— Start of Information provided —

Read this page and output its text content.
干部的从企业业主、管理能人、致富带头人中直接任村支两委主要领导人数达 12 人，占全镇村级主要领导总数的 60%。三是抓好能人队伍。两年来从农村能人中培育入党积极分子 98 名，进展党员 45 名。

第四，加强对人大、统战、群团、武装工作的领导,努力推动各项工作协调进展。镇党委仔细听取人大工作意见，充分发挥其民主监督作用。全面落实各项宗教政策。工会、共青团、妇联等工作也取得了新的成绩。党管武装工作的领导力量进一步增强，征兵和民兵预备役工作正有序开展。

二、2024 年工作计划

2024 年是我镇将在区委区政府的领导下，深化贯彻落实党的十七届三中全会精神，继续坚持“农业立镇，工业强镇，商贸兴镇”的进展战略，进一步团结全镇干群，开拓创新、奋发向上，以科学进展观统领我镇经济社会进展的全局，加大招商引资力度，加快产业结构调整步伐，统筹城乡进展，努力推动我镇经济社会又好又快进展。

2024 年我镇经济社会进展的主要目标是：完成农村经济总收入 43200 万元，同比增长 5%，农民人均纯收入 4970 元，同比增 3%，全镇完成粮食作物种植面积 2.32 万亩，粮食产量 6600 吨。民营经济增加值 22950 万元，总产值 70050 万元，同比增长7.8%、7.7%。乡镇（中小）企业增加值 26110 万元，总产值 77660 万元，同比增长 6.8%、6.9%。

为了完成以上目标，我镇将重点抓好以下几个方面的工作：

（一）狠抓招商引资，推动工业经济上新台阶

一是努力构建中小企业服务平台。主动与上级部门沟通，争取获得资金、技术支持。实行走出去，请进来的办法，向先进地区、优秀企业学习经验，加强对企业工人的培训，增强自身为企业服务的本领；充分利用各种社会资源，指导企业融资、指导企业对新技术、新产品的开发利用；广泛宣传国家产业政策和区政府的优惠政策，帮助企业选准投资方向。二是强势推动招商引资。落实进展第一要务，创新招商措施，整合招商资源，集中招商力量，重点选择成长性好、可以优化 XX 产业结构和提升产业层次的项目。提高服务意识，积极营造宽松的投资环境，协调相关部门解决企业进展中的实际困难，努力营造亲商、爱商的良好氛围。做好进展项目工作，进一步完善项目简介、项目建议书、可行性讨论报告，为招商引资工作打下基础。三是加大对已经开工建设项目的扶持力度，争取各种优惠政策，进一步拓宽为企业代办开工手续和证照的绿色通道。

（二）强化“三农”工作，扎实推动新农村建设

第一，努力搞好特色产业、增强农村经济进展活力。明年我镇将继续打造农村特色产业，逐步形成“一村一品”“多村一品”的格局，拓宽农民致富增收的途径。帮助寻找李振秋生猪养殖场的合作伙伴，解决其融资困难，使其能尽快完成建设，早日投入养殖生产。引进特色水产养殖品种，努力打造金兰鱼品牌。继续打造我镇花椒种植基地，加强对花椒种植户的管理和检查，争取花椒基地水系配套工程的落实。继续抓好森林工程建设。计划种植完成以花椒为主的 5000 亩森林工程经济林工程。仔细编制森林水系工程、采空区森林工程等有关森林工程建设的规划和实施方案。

— End of Information provided —

- Problem to work on
Write down all the entries again without a single difference.

- Answer to this exercise
Read this page and output its text content.
干部的从企业业主、管理能人、致富带头人中直接任村支两委主要领导人数达 12 人，占全镇村级主要领导总数的 60%。三是抓好能人队伍。两年来从农村能人中培育入党积极分子 98 名，进展党员 45 名。

第四，加强对人大、统战、群团、武装工作的领导,努力推动各项工作协调进展。镇党委仔细听取人大工作意见，充分发挥其民主监督作用。全面落实各项宗教政策。工会、共青团、妇联等工作也取得了新的成绩。党管武装工作的领导力量进一步增强，征兵和民兵预备役工作正有序开展。

二、2024 年工作计划

2024 年是我镇将在区委区政府的领导下，深化贯彻落实党的十七届三中全会精神，继续坚持“农业立镇，工业强镇，商贸兴镇”的进展战略，进一步团结全镇干群，开拓创新、奋发向上，以科学进展观统领我镇经济社会进展的全局，加大招商引资力度，加快产业结构调整步伐，统筹城乡进展，努力推动我镇经济社会又好又快进展。

2024 年我镇经济社会进展的主要目标是：完成农村经济总收入 43200 万元，同比增长 5%，农民人均纯收入 4970 元，同比增 3%，全镇完成粮食作物种植面积 2.32 万亩，粮食产量 6600 吨。民营经济增加值 22950 万元，总产值 70050 万元，同比增长7.8%、7.7%。乡镇（中小）企业增加值 26110 万元，总产值 77660 万元，同比增长 6.8%、6.9%。

为了完成以上目标，我镇将重点抓好以下几个方面的工作：

（一）狠抓招商引资，推动工业经济上新台阶

一是努力构建中小企业服务平台。主动与上级部门沟通，争取获得资金、技术支持。实行走出去，请进来的办法，向先进地区、优秀企业学习经验，加强对企业工人的培训，增强自身为企业服务的本领；充分利用各种社会资源，指导企业融资、指导企业对新技术、新产品的开发利用；广泛宣传国家产业政策和区政府的优惠政策，帮助企业选准投资方向。二是强势推动招商引资。落实进展第一要务，创新招商措施，整合招商资源，集中招商力量，重点选择成长性好、可以优化 XX 产业结构和提升产业层次的项目。提高服务意识，积极营造宽松的投资环境，协调相关部门解决企业进展中的实际困难，努力营造亲商、爱商的良好氛围。做好进展项目工作，进一步完善项目简介、项目建议书、可行性讨论报告，为招商引资工作打下基础。三是加大对已经开工建设项目的扶持力度，争取各种优惠政策，进一步拓宽为企业代办开工手续和证照的绿色通道。

（二）强化“三农”工作，扎实推动新农村建设

第一，努力搞好特色产业、增强农村经济进展活力。明年我镇将继续打造农村特色产业，逐步形成“一村一品”“多村一品”的格局，拓宽农民致富增收的途径。帮助寻找李振秋生猪养殖场的合作伙伴，解决其融资困难，使其能尽快完成建设，早日投入养殖生产。引进特色水产养殖品种，努力打造金兰鱼品牌。继续打造我镇花椒种植基地，加强对花椒种植户的管理和检查，争取花椒基地水系配套工程的落实。继续抓好森林工程建设。计划种植完成以花椒为主的 5000 亩森林工程经济林工程。仔细编制森林水系工程、采空区森林工程等有关森林工程建设的规划和实施方案。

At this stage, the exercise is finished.